» **RECORDS SHOWN**:
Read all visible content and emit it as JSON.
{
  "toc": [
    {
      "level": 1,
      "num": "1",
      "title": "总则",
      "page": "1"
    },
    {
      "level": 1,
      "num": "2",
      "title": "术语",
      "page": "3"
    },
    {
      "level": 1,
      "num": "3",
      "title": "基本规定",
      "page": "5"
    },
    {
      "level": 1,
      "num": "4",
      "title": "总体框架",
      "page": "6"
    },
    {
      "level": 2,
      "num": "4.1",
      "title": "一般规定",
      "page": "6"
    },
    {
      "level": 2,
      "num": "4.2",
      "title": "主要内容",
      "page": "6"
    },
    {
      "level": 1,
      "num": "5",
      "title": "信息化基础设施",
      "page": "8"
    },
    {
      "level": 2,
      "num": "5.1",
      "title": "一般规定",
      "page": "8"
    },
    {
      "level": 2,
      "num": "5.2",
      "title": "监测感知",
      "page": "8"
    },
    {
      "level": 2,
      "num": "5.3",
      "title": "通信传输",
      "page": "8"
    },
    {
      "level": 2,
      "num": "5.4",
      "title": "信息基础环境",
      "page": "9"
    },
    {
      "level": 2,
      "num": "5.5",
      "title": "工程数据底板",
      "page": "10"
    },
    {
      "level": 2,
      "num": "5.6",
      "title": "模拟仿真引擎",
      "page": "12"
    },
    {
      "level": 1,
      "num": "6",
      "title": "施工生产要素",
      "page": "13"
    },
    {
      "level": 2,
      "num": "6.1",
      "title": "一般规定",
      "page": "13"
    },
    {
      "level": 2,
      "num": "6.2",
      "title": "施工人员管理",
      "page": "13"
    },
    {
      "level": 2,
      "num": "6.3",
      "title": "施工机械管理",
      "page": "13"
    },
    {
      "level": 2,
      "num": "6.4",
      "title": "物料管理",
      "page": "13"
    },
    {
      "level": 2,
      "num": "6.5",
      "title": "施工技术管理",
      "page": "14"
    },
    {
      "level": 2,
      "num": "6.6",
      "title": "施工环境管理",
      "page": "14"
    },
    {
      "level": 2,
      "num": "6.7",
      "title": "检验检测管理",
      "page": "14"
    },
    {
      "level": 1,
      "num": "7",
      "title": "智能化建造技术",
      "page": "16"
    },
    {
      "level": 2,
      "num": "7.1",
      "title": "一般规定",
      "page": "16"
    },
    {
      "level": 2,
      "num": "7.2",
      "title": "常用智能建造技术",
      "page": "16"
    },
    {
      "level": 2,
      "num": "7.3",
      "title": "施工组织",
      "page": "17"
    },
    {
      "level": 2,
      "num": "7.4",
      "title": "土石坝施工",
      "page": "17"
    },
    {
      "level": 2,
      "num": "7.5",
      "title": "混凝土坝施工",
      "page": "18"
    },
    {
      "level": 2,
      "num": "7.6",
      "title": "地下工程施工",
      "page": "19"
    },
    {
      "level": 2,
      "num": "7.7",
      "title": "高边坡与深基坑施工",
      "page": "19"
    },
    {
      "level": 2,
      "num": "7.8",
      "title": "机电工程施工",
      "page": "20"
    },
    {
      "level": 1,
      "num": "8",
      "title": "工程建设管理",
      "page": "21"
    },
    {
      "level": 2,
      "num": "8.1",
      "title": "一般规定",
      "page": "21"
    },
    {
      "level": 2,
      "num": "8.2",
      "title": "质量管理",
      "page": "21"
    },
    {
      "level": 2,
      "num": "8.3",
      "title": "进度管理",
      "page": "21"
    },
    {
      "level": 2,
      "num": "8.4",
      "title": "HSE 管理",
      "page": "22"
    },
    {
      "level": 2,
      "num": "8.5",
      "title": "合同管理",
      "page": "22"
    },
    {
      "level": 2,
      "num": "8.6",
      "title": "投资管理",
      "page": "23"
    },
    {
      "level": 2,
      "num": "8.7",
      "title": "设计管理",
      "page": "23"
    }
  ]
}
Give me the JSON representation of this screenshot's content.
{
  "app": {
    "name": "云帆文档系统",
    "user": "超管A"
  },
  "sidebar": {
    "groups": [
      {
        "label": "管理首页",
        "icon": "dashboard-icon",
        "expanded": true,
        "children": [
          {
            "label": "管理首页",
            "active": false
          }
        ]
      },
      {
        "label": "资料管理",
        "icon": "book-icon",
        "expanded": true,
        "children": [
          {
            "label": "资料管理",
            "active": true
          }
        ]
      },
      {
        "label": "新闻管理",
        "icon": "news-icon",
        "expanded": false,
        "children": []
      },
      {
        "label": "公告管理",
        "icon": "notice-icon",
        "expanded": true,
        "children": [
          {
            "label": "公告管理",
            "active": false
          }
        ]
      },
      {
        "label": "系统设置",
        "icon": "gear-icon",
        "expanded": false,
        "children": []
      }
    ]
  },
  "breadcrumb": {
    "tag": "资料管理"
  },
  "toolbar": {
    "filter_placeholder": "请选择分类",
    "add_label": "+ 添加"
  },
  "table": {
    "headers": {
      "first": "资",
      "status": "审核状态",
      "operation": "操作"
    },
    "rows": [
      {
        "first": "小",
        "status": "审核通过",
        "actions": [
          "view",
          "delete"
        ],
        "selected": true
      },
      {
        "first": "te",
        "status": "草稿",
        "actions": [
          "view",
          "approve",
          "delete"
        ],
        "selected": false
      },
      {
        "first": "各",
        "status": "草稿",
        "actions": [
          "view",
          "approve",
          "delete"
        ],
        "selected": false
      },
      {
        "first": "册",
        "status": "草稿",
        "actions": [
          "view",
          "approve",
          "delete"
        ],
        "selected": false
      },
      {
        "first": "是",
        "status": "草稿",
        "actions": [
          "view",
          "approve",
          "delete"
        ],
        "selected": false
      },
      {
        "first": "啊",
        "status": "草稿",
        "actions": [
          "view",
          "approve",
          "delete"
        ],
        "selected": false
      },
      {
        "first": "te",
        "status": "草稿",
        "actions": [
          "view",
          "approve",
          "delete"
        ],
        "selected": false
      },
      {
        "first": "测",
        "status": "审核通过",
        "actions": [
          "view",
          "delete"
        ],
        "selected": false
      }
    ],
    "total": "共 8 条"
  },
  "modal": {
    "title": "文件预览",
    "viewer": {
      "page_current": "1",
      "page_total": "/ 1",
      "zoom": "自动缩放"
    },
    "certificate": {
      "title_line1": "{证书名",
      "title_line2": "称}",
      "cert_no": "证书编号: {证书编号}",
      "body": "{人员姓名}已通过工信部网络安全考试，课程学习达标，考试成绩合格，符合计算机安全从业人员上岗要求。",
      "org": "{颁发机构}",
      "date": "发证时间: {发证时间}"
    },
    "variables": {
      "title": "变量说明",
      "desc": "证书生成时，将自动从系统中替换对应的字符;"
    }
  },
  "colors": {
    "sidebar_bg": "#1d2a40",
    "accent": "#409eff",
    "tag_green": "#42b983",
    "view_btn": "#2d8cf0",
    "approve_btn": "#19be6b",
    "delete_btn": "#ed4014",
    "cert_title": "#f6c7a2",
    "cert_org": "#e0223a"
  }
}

» **PROBLEM DESCRIPTION**:
Give the count of lines in the records that contain "content", and no other text.

» **TASK ANSWER**:
2